[BEGIN Provided records]
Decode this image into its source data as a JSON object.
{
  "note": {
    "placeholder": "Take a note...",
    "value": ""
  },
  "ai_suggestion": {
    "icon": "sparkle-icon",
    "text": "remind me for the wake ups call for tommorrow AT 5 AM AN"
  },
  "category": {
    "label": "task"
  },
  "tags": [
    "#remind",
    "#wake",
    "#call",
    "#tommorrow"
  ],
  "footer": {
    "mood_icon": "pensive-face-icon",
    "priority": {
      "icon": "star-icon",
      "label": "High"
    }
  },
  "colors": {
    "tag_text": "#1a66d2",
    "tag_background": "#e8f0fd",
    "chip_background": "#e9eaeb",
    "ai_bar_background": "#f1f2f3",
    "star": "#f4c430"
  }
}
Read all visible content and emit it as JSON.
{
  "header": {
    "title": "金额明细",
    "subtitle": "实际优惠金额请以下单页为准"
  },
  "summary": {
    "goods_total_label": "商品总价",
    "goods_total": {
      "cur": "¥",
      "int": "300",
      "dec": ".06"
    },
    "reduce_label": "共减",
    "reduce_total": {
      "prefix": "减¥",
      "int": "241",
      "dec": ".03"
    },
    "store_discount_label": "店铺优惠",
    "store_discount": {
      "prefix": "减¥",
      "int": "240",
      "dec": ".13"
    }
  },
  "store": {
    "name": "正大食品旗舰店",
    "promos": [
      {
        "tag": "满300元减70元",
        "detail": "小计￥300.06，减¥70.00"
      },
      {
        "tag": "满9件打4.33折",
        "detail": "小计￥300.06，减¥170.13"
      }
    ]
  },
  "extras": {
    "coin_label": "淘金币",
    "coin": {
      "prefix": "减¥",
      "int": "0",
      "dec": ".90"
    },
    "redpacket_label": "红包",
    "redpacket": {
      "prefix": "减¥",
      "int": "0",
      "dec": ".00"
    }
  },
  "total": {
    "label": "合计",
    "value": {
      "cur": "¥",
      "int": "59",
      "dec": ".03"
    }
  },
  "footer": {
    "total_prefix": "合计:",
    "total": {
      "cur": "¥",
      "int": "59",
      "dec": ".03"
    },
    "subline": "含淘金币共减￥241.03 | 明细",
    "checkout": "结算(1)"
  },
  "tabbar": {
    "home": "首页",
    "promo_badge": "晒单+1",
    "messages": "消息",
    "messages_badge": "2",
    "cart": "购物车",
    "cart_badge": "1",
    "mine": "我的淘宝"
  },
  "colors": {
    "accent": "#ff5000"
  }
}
[END Provided records]
▸ **Written problem**: In the listing, find each line with the string "call" and copy it.

▸ **Exercise answer**:
    "text": "remind me for the wake ups call for tommorrow AT 5 AM AN"
    "#call",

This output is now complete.